=== Begin Enclosure ===

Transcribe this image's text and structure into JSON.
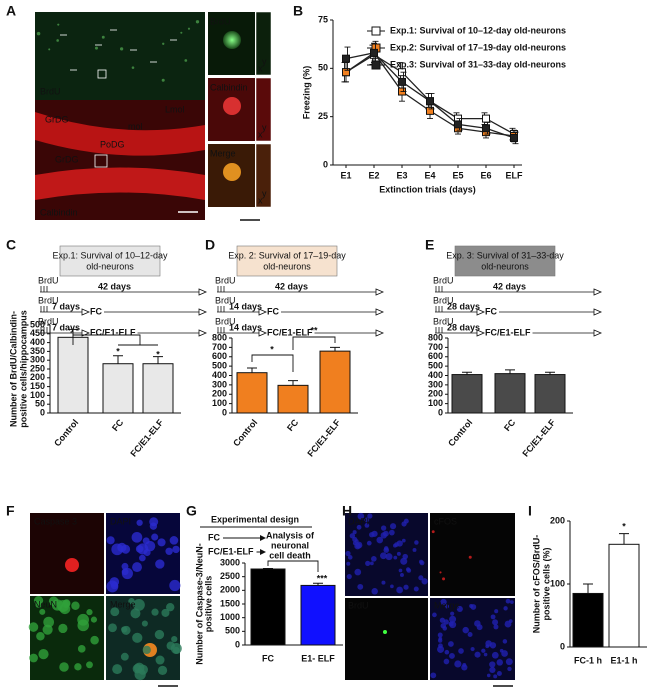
{
  "panel_labels": [
    "A",
    "B",
    "C",
    "D",
    "E",
    "F",
    "G",
    "H",
    "I"
  ],
  "panel_a": {
    "main_labels": [
      "BrdU",
      "Calbindin"
    ],
    "regions": [
      "GrDG",
      "mol",
      "Lmol",
      "PoDG",
      "GrDG"
    ],
    "insets": [
      "BrdU",
      "Calbindin",
      "Merge"
    ],
    "axes": [
      "y",
      "x"
    ]
  },
  "panel_f": {
    "labels": [
      "Caspase 3",
      "DAPI",
      "NeuN",
      "Merge"
    ]
  },
  "panel_h": {
    "labels": [
      "DAPI",
      "cFOS",
      "BrdU",
      "Merge"
    ]
  },
  "designs": [
    {
      "title": [
        "Exp.1: Survival of 10–12-day",
        "old-neurons"
      ],
      "brdu": "BrdU",
      "long": "42 days",
      "short": "7 days",
      "end1": "FC",
      "end2": "FC/E1-ELF"
    },
    {
      "title": [
        "Exp. 2: Survival of 17–19-day",
        "old-neurons"
      ],
      "brdu": "BrdU",
      "long": "42 days",
      "short": "14 days",
      "end1": "FC",
      "end2": "FC/E1-ELF"
    },
    {
      "title": [
        "Exp. 3: Survival of 31–33-day",
        "old-neurons"
      ],
      "brdu": "BrdU",
      "long": "42 days",
      "short": "28 days",
      "end1": "FC",
      "end2": "FC/E1-ELF"
    }
  ],
  "design_g": {
    "title": "Experimental design",
    "rows": [
      "FC",
      "FC/E1-ELF"
    ],
    "result": [
      "Analysis of",
      "neuronal",
      "cell death"
    ]
  },
  "chart_data": [
    {
      "type": "line",
      "categories": [
        "E1",
        "E2",
        "E3",
        "E4",
        "E5",
        "E6",
        "ELF"
      ],
      "ylabel": "Freezing (%)",
      "xlabel": "Extinction trials (days)",
      "ylim": [
        0,
        75
      ],
      "yticks": [
        0,
        25,
        50,
        75
      ],
      "legend": "upper right",
      "series": [
        {
          "name": "Exp.1: Survival of 10–12-day old-neurons",
          "color": "#ffffff",
          "values": [
            48,
            57,
            48,
            33,
            24,
            24,
            16
          ],
          "errors": [
            5,
            5,
            5,
            4,
            3,
            3,
            3
          ]
        },
        {
          "name": "Exp.2: Survival of 17–19-day old-neurons",
          "color": "#f07f1f",
          "values": [
            48,
            58,
            38,
            28,
            19,
            17,
            15
          ],
          "errors": [
            5,
            5,
            5,
            4,
            3,
            3,
            3
          ]
        },
        {
          "name": "Exp.3: Survival of  31–33-day old-neurons",
          "color": "#222222",
          "values": [
            55,
            58,
            43,
            33,
            21,
            19,
            14
          ],
          "errors": [
            6,
            6,
            5,
            4,
            3,
            3,
            3
          ]
        }
      ]
    },
    {
      "type": "bar",
      "categories": [
        "Control",
        "FC",
        "FC/E1-ELF"
      ],
      "values": [
        430,
        280,
        280
      ],
      "errors": [
        45,
        45,
        40
      ],
      "color": "#e8e8e8",
      "ylabel": [
        "Number of BrdU/Calbindin-",
        "positive cells/hippocampus"
      ],
      "ylim": [
        0,
        500
      ],
      "yticks": [
        0,
        50,
        100,
        150,
        200,
        250,
        300,
        350,
        400,
        450,
        500
      ],
      "annotations": [
        "*",
        "*"
      ]
    },
    {
      "type": "bar",
      "categories": [
        "Control",
        "FC",
        "FC/E1-ELF"
      ],
      "values": [
        430,
        295,
        660
      ],
      "errors": [
        50,
        50,
        40
      ],
      "color": "#f07f1f",
      "ylim": [
        0,
        800
      ],
      "yticks": [
        0,
        100,
        200,
        300,
        400,
        500,
        600,
        700,
        800
      ],
      "annotations": [
        "*",
        "**"
      ]
    },
    {
      "type": "bar",
      "categories": [
        "Control",
        "FC",
        "FC/E1-ELF"
      ],
      "values": [
        410,
        420,
        410
      ],
      "errors": [
        25,
        40,
        25
      ],
      "color": "#4a4a4a",
      "ylim": [
        0,
        800
      ],
      "yticks": [
        0,
        100,
        200,
        300,
        400,
        500,
        600,
        700,
        800
      ]
    },
    {
      "type": "bar",
      "categories": [
        "FC",
        "E1- ELF"
      ],
      "values": [
        2780,
        2180
      ],
      "errors": [
        20,
        80
      ],
      "colors": [
        "#000000",
        "#1010ff"
      ],
      "ylabel": [
        "Number of Caspase-3/NeuN-",
        "positive cells"
      ],
      "ylim": [
        0,
        3000
      ],
      "yticks": [
        0,
        500,
        1000,
        1500,
        2000,
        2500,
        3000
      ],
      "annotations": [
        "***"
      ]
    },
    {
      "type": "bar",
      "categories": [
        "FC-1 h",
        "E1-1 h"
      ],
      "values": [
        85,
        163
      ],
      "errors": [
        15,
        17
      ],
      "colors": [
        "#000000",
        "#ffffff"
      ],
      "ylabel": [
        "Number of cFOS/BrdU-",
        "positive cells (%)"
      ],
      "ylim": [
        0,
        200
      ],
      "yticks": [
        0,
        100,
        200
      ],
      "annotations": [
        "*"
      ]
    }
  ]
}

=== End Enclosure ===

Aim of the task
Transcribe the entries above word for word, but leave every picture out of your copy.

The answer
Transcribe this image's text and structure into JSON.
{
  "panel_labels": [
    "A",
    "B",
    "C",
    "D",
    "E",
    "F",
    "G",
    "H",
    "I"
  ],
  "panel_a": {
    "main_labels": [
      "BrdU",
      "Calbindin"
    ],
    "regions": [
      "GrDG",
      "mol",
      "Lmol",
      "PoDG",
      "GrDG"
    ],
    "insets": [
      "BrdU",
      "Calbindin",
      "Merge"
    ],
    "axes": [
      "y",
      "x"
    ]
  },
  "panel_f": {
    "labels": [
      "Caspase 3",
      "DAPI",
      "NeuN",
      "Merge"
    ]
  },
  "panel_h": {
    "labels": [
      "DAPI",
      "cFOS",
      "BrdU",
      "Merge"
    ]
  },
  "designs": [
    {
      "title": [
        "Exp.1: Survival of 10–12-day",
        "old-neurons"
      ],
      "brdu": "BrdU",
      "long": "42 days",
      "short": "7 days",
      "end1": "FC",
      "end2": "FC/E1-ELF"
    },
    {
      "title": [
        "Exp. 2: Survival of 17–19-day",
        "old-neurons"
      ],
      "brdu": "BrdU",
      "long": "42 days",
      "short": "14 days",
      "end1": "FC",
      "end2": "FC/E1-ELF"
    },
    {
      "title": [
        "Exp. 3: Survival of 31–33-day",
        "old-neurons"
      ],
      "brdu": "BrdU",
      "long": "42 days",
      "short": "28 days",
      "end1": "FC",
      "end2": "FC/E1-ELF"
    }
  ],
  "design_g": {
    "title": "Experimental design",
    "rows": [
      "FC",
      "FC/E1-ELF"
    ],
    "result": [
      "Analysis of",
      "neuronal",
      "cell death"
    ]
  },
  "chart_data": [
    {
      "type": "line",
      "categories": [
        "E1",
        "E2",
        "E3",
        "E4",
        "E5",
        "E6",
        "ELF"
      ],
      "ylabel": "Freezing (%)",
      "xlabel": "Extinction trials (days)",
      "ylim": [
        0,
        75
      ],
      "yticks": [
        0,
        25,
        50,
        75
      ],
      "legend": "upper right",
      "series": [
        {
          "name": "Exp.1: Survival of 10–12-day old-neurons",
          "color": "#ffffff",
          "values": [
            48,
            57,
            48,
            33,
            24,
            24,
            16
          ],
          "errors": [
            5,
            5,
            5,
            4,
            3,
            3,
            3
          ]
        },
        {
          "name": "Exp.2: Survival of 17–19-day old-neurons",
          "color": "#f07f1f",
          "values": [
            48,
            58,
            38,
            28,
            19,
            17,
            15
          ],
          "errors": [
            5,
            5,
            5,
            4,
            3,
            3,
            3
          ]
        },
        {
          "name": "Exp.3: Survival of  31–33-day old-neurons",
          "color": "#222222",
          "values": [
            55,
            58,
            43,
            33,
            21,
            19,
            14
          ],
          "errors": [
            6,
            6,
            5,
            4,
            3,
            3,
            3
          ]
        }
      ]
    },
    {
      "type": "bar",
      "categories": [
        "Control",
        "FC",
        "FC/E1-ELF"
      ],
      "values": [
        430,
        280,
        280
      ],
      "errors": [
        45,
        45,
        40
      ],
      "color": "#e8e8e8",
      "ylabel": [
        "Number of BrdU/Calbindin-",
        "positive cells/hippocampus"
      ],
      "ylim": [
        0,
        500
      ],
      "yticks": [
        0,
        50,
        100,
        150,
        200,
        250,
        300,
        350,
        400,
        450,
        500
      ],
      "annotations": [
        "*",
        "*"
      ]
    },
    {
      "type": "bar",
      "categories": [
        "Control",
        "FC",
        "FC/E1-ELF"
      ],
      "values": [
        430,
        295,
        660
      ],
      "errors": [
        50,
        50,
        40
      ],
      "color": "#f07f1f",
      "ylim": [
        0,
        800
      ],
      "yticks": [
        0,
        100,
        200,
        300,
        400,
        500,
        600,
        700,
        800
      ],
      "annotations": [
        "*",
        "**"
      ]
    },
    {
      "type": "bar",
      "categories": [
        "Control",
        "FC",
        "FC/E1-ELF"
      ],
      "values": [
        410,
        420,
        410
      ],
      "errors": [
        25,
        40,
        25
      ],
      "color": "#4a4a4a",
      "ylim": [
        0,
        800
      ],
      "yticks": [
        0,
        100,
        200,
        300,
        400,
        500,
        600,
        700,
        800
      ]
    },
    {
      "type": "bar",
      "categories": [
        "FC",
        "E1- ELF"
      ],
      "values": [
        2780,
        2180
      ],
      "errors": [
        20,
        80
      ],
      "colors": [
        "#000000",
        "#1010ff"
      ],
      "ylabel": [
        "Number of Caspase-3/NeuN-",
        "positive cells"
      ],
      "ylim": [
        0,
        3000
      ],
      "yticks": [
        0,
        500,
        1000,
        1500,
        2000,
        2500,
        3000
      ],
      "annotations": [
        "***"
      ]
    },
    {
      "type": "bar",
      "categories": [
        "FC-1 h",
        "E1-1 h"
      ],
      "values": [
        85,
        163
      ],
      "errors": [
        15,
        17
      ],
      "colors": [
        "#000000",
        "#ffffff"
      ],
      "ylabel": [
        "Number of cFOS/BrdU-",
        "positive cells (%)"
      ],
      "ylim": [
        0,
        200
      ],
      "yticks": [
        0,
        100,
        200
      ],
      "annotations": [
        "*"
      ]
    }
  ]
}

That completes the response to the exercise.